Pendidikan Indonesia saat ini tengah dihadapkan dengan berbagai tantangan. Mulai dari kesenjangan kualitas pendidikan antar wilayah, rendahnya hasil belajar peserta didik, hingga kurangnya kompetensi pendidik dalam menghadapi perkembangan zaman. Untuk mengatasi tantangan tersebut, pemerintah Indonesia melalui Kementerian Pendidikan, Kebudayaan, Riset, dan Teknologi (Kemendikbud Ristek) meluncurkan program Sekolah Penggerak. Program Sekolah Penggerak merupakan sebuah upaya transformasi pendidikan yang berfokus pada lima program utama, yaitu pengimbasan kepemimpinan kepala sekolah, peningkatan kompetensi pendidik, pembelajaran yang berpusat pada peserta didik, pengelolaan sekolah yang otonom, dan peran serta masyarakat dalam mendukung dan memajukan sekolah.
Kegiatan pembelajaran dalam sekolah penggerak sangat menarik untuk dipelajari bagi banyak pihak termasuk di dalamnya tenaga pendidik dan mahasiswa calon pendidik. Bagi tenaga kependidikan menjadi suatu kewajiban untuk mempelajari dan mengimplementasikan prinsip-prinsip pembelajaran dalam sekolah penggerak. Â Sedangkan bagi mahasiswa calon pendidik perlu memiliki pemahaman yang baik terkait pembelajaran dalam sekolah penggerak.Â
Wawasan terkait pembelajaran dalam sekolah penggerak dapat diperoleh mahasiswa melalui kegiatan akademik dalam perkuliahan dan secara praktikalitas dapat diimplementasikan melalui kegiatan-kegiatan yang difasilitasi oleh perguruan tinggi. Universitas Negeri Malang merupakan salah satu perguruan tinggi negeri yang memberikan kesempatan mahasiswa untuk mengimplementasikan wawasan yang diperolehnya melalui program Asistensi Mengajar di satuan pendidikan. salah satu tim asistensi mengajar mendapat kesempatan melaksanakan asistensi mengajar di sekolah penggerak yang berada daerah Blitar.

YANG DIMINTA:
(1) Terjemahkan kalimat berikut dari teks tentang Sekolah Penggerak ke dalam bahasa Inggris: "Untuk mengatasi tantangan tersebut, pemerintah Indonesia melalui Kementerian Pendidikan, Kebudayaan, Riset, dan Teknologi (Kemendikbud Ristek) meluncurkan program Sekolah Penggerak."
(2) Tulis ulang bagian teks tentang Sekolah Penggerak yang dimulai dari "Pendidikan Indonesia saat" dan berakhir pada "dan memajukan sekolah.", dengan mengganti "peserta didik" menjadi "siswa".
(3) Ringkas paragraf teks tentang Sekolah Penggerak yang diawali "Wawasan terkait pembelajaran" menjadi daftar poin tanpa menghilangkan fakta utamanya.
Catatan di bawah ini tidak perlu dipakai.

[Daftar wilayah elemen]
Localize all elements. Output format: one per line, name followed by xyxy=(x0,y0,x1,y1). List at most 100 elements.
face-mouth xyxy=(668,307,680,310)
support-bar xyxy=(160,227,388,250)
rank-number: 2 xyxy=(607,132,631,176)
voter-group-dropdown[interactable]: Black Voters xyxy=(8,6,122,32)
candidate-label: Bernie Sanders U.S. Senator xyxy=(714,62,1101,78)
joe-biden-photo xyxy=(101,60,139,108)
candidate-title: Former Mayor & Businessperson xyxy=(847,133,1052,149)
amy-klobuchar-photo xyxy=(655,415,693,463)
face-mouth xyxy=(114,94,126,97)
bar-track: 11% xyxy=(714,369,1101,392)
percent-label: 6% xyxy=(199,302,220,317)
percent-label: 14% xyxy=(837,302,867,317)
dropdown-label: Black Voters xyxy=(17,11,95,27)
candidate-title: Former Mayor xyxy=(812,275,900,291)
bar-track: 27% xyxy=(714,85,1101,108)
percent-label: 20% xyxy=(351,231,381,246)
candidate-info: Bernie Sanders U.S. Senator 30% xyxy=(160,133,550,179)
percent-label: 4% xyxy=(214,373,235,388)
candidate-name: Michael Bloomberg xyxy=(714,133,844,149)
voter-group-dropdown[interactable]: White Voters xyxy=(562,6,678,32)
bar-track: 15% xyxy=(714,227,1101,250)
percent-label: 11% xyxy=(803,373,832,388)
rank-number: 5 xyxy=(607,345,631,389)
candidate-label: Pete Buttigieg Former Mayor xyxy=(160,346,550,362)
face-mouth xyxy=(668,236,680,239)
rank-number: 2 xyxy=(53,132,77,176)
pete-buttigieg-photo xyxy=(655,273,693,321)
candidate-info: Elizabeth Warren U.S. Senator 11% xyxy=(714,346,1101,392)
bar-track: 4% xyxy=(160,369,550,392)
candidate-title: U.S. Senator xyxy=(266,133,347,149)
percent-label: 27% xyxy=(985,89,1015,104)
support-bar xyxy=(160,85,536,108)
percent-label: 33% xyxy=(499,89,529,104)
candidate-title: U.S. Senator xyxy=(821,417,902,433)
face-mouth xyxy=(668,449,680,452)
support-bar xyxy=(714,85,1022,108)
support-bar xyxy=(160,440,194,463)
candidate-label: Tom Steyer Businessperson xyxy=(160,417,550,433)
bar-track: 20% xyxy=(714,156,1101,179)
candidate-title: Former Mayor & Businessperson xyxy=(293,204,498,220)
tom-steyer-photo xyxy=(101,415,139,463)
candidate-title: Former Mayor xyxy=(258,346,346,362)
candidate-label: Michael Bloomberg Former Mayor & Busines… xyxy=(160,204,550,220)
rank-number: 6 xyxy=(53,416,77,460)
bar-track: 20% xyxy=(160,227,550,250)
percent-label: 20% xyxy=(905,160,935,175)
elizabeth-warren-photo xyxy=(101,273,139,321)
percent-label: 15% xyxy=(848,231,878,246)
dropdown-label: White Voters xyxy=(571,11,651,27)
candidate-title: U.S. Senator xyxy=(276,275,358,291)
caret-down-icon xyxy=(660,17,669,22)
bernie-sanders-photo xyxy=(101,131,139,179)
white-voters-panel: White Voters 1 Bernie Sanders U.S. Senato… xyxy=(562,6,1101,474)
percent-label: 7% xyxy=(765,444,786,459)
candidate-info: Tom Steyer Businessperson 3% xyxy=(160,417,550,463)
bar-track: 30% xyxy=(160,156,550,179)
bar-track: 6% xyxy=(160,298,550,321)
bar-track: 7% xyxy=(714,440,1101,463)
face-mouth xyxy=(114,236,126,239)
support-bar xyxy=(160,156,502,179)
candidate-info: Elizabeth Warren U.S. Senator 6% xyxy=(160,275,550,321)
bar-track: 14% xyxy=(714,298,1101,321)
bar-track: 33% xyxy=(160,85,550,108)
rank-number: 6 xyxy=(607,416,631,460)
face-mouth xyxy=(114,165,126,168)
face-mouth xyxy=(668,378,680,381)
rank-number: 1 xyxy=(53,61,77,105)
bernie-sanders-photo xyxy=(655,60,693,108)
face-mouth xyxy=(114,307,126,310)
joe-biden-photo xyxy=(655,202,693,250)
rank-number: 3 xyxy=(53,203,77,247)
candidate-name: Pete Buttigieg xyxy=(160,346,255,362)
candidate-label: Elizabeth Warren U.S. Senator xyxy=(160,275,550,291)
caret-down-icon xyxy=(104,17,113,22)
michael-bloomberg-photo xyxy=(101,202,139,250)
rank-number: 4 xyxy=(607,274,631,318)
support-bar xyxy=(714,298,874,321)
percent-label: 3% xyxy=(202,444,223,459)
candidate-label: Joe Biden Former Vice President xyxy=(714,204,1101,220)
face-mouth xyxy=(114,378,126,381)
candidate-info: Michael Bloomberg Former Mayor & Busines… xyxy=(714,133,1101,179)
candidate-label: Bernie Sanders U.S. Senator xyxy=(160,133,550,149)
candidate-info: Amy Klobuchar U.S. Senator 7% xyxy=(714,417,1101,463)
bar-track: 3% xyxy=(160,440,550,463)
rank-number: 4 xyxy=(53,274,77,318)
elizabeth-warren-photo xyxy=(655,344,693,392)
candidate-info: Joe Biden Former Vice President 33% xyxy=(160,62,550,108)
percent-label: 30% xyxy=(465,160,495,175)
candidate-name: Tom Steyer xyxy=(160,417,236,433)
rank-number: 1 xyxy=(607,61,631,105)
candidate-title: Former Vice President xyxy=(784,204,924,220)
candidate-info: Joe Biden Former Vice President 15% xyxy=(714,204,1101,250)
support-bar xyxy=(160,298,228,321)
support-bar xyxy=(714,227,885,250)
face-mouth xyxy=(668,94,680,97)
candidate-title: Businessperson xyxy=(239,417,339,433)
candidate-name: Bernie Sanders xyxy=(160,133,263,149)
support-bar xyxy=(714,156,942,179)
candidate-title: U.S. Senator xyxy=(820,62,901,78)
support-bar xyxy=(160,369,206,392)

HASIL TIAP TUGAS:
(1) To address these challenges, the Indonesian government, through the Ministry of Education, Culture, Research, and Technology (Kemendikbud Ristek), launched the Sekolah Penggerak program.

(2)
Pendidikan Indonesia saat ini tengah dihadapkan dengan berbagai tantangan. Mulai dari kesenjangan kualitas pendidikan antar wilayah, rendahnya hasil belajar siswa, hingga kurangnya kompetensi pendidik dalam menghadapi perkembangan zaman. Untuk mengatasi tantangan tersebut, pemerintah Indonesia melalui Kementerian Pendidikan, Kebudayaan, Riset, dan Teknologi (Kemendikbud Ristek) meluncurkan program Sekolah Penggerak. Program Sekolah Penggerak merupakan sebuah upaya transformasi pendidikan yang berfokus pada lima program utama, yaitu pengimbasan kepemimpinan kepala sekolah, peningkatan kompetensi pendidik, pembelajaran yang berpusat pada siswa, pengelolaan sekolah yang otonom, dan peran serta masyarakat dalam mendukung dan memajukan sekolah.

(3)
- Mahasiswa dapat memperoleh wawasan tentang pembelajaran di sekolah penggerak melalui perkuliahan, lalu menerapkannya lewat kegiatan yang difasilitasi perguruan tinggi.
- Universitas Negeri Malang, sebuah perguruan tinggi negeri, memberi kesempatan itu melalui program Asistensi Mengajar di satuan pendidikan.
- Salah satu tim asistensi mengajar melaksanakan kegiatannya di sekolah penggerak di daerah Blitar.